SHORT PROBLEM
Work through the listing below and count the lines that hold "neatness". Answer with the number alone.

MATERIAL SHOWN
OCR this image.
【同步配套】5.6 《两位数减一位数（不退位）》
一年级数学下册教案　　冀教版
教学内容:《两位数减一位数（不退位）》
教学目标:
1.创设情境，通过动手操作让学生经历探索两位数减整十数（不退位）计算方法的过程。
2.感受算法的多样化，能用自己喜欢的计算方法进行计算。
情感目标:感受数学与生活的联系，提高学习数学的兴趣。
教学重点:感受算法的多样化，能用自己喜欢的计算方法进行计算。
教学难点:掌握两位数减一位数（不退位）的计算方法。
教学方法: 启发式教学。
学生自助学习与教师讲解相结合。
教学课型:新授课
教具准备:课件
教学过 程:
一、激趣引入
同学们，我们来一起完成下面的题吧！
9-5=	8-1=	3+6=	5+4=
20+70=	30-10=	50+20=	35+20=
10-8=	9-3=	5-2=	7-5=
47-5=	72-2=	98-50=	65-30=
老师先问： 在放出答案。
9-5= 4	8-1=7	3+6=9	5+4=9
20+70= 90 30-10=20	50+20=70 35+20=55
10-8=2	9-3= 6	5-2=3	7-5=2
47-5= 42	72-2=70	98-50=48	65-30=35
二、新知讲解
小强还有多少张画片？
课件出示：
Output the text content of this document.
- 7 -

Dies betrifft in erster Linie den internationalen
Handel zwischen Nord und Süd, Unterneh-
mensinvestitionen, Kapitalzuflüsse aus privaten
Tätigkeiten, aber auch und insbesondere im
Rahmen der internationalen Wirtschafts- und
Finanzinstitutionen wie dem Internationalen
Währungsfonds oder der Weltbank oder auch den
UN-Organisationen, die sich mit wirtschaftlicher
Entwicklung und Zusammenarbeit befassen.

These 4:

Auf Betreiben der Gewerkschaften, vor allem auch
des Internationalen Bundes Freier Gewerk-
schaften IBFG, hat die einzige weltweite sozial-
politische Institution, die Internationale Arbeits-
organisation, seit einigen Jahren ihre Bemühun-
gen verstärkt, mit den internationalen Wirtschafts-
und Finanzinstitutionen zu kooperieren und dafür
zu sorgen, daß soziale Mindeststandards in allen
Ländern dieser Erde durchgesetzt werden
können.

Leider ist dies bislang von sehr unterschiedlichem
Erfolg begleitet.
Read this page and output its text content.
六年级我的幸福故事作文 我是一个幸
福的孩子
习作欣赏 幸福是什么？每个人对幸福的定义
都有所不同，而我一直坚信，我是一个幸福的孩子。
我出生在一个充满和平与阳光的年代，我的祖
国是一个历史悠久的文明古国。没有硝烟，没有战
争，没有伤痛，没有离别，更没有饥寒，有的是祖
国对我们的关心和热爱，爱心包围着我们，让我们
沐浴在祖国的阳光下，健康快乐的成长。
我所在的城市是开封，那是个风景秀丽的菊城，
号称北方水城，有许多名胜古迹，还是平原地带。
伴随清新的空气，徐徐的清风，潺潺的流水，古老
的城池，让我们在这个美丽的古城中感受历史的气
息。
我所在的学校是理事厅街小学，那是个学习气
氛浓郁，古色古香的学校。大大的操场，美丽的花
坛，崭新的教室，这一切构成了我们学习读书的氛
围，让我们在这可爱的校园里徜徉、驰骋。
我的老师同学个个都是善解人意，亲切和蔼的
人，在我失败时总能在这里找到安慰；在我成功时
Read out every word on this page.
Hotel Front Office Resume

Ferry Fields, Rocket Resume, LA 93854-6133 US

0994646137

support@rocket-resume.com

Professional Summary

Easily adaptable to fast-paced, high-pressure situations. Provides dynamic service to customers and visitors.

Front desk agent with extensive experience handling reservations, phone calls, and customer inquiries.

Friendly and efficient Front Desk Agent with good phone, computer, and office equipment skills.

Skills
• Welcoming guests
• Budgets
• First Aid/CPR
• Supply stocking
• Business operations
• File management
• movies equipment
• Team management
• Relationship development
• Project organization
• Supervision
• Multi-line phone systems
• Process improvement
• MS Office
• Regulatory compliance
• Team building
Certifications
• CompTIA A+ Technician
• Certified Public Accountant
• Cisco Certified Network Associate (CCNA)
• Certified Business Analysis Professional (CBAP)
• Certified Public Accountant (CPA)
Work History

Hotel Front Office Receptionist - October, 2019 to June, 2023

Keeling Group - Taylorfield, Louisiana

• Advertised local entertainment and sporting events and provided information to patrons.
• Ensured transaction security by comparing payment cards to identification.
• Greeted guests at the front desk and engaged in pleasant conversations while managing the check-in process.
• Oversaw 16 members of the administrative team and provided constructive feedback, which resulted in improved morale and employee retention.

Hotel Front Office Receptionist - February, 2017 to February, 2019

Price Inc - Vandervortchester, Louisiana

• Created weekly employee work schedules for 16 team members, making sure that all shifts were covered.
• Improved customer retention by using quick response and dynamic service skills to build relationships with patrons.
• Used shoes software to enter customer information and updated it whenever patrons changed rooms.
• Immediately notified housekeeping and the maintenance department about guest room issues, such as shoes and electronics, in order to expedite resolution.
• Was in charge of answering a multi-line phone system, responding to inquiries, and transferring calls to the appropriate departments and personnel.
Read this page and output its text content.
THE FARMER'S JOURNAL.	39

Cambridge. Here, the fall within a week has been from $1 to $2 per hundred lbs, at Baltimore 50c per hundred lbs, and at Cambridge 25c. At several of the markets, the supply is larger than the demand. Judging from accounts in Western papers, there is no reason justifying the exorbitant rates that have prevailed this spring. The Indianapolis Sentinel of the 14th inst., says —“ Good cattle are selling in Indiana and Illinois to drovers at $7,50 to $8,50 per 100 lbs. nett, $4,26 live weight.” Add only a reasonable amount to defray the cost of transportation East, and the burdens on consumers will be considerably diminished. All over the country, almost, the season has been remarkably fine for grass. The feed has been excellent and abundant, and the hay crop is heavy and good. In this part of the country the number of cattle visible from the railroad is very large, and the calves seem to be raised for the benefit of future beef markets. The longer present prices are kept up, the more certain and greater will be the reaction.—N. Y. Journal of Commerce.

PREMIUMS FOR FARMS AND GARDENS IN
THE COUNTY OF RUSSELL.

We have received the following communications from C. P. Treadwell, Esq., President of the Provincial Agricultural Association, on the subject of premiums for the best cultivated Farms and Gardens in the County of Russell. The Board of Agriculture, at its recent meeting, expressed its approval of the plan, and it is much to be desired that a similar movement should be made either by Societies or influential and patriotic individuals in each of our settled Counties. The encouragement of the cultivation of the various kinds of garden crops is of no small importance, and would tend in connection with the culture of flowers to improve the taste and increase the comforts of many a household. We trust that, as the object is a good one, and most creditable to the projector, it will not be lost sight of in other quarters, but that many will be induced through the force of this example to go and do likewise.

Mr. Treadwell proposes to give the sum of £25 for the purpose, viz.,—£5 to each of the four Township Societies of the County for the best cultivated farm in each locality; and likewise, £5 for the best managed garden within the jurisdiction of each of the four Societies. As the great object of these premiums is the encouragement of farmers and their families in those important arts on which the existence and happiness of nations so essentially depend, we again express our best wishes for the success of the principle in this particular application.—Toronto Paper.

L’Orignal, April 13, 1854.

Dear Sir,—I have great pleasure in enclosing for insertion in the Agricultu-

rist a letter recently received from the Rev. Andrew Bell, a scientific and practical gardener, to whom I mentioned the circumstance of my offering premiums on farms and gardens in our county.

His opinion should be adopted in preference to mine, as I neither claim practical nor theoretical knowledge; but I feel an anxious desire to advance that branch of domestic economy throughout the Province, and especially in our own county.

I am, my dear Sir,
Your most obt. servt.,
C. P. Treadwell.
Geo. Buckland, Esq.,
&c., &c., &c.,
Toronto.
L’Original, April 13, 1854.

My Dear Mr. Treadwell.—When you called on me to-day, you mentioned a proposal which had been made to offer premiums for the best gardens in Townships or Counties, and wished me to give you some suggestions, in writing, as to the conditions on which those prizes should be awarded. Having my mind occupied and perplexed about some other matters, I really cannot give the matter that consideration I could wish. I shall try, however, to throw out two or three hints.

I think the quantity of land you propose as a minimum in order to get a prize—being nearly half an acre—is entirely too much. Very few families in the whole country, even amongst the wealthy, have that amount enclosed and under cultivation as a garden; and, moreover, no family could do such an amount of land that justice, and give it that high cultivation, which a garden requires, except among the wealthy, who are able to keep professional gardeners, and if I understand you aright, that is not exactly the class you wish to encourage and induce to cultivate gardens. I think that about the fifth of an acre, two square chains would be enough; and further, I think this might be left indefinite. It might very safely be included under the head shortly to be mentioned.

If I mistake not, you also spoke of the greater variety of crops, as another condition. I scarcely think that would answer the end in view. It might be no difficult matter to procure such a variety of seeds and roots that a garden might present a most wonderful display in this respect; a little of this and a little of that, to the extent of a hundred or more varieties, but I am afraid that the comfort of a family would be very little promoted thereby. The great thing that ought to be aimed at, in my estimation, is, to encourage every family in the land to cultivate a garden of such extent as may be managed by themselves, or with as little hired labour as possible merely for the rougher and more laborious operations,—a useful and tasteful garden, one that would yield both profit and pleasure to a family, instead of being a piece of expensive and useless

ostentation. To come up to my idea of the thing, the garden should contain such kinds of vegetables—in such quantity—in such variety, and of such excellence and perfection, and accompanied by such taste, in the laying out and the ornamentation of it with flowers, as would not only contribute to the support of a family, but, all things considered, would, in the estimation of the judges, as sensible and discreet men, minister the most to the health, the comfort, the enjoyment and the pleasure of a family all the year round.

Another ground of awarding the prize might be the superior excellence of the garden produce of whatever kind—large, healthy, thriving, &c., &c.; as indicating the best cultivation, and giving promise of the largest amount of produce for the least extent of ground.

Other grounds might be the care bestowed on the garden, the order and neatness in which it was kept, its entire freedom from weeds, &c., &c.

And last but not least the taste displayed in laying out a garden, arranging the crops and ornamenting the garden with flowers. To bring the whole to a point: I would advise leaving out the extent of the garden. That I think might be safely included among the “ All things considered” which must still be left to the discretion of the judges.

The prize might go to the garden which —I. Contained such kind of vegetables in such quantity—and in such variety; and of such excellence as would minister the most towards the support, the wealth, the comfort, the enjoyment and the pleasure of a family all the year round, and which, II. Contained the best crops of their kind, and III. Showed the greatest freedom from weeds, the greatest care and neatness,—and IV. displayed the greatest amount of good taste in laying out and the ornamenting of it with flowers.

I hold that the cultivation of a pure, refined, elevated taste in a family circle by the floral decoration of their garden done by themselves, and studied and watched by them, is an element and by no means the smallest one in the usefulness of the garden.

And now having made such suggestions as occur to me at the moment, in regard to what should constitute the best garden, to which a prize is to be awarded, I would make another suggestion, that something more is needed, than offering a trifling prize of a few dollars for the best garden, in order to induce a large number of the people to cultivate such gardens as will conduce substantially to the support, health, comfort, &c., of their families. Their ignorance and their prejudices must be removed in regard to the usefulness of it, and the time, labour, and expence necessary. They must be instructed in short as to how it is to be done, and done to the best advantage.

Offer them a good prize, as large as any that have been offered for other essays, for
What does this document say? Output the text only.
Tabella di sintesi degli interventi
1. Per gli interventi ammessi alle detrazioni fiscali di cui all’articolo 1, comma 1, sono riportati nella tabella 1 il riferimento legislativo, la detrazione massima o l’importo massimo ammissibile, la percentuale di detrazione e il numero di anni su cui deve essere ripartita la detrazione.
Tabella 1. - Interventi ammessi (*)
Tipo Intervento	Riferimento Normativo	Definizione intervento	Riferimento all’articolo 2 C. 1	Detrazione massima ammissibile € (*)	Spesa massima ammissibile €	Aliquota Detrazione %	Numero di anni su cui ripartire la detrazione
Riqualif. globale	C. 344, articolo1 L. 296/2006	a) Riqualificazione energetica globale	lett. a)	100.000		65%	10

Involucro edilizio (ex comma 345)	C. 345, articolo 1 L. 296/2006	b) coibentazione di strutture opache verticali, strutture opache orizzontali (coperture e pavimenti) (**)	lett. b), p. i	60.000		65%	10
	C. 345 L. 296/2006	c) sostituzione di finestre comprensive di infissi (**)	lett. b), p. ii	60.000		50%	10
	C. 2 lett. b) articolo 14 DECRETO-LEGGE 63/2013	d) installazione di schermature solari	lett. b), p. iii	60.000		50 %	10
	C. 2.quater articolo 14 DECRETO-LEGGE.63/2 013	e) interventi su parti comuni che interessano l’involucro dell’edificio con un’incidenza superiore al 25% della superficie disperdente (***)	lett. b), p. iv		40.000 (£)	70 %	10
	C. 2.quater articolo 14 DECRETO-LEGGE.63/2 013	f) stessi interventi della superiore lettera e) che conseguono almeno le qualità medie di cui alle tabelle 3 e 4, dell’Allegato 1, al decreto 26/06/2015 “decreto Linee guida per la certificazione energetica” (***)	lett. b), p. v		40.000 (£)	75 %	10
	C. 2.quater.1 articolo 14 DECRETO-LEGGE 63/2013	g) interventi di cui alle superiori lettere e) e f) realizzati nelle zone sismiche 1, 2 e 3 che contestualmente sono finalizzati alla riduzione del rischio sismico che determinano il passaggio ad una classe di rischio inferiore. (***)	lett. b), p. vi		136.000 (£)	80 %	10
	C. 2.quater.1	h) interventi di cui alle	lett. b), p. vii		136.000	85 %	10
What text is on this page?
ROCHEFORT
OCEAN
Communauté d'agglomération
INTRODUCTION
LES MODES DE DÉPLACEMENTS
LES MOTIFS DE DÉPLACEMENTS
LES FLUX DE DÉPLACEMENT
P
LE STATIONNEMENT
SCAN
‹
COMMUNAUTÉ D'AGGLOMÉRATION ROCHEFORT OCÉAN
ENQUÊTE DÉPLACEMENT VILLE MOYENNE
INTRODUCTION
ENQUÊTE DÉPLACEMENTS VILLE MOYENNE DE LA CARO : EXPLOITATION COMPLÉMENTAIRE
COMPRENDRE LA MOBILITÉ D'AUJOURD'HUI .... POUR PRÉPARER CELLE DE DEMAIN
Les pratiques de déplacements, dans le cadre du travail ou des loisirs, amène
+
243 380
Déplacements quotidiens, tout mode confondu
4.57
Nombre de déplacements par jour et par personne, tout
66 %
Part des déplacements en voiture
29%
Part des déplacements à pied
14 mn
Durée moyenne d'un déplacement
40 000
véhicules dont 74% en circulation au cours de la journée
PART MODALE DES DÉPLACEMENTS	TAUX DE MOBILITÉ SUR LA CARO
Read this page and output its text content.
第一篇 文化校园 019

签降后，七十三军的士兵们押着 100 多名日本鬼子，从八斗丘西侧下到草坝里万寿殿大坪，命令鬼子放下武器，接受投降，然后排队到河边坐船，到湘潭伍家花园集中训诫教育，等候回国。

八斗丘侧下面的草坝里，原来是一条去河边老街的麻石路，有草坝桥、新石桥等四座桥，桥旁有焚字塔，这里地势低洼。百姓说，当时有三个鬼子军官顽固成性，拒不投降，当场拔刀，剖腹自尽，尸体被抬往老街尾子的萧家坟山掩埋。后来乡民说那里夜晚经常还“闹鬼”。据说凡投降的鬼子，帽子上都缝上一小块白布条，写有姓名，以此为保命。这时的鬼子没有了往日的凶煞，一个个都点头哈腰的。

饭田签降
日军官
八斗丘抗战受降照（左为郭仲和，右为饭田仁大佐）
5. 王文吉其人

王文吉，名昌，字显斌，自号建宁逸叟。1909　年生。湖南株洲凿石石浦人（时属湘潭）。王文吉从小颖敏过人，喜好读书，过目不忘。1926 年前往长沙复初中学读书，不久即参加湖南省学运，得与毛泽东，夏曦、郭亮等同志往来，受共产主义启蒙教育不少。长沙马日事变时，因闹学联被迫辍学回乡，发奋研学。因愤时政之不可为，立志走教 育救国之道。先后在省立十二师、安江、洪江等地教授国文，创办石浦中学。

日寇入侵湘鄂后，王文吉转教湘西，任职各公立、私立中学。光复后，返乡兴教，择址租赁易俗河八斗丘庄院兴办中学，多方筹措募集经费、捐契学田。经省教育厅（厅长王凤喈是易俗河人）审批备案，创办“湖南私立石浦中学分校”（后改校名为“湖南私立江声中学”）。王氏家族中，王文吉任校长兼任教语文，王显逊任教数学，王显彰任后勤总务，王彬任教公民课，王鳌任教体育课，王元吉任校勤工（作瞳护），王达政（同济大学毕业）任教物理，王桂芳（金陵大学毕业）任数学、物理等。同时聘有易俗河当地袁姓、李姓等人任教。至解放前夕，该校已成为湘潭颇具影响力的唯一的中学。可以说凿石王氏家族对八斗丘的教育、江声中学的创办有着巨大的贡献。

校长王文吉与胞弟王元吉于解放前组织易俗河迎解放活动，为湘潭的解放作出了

SOLVED PROBLEM
2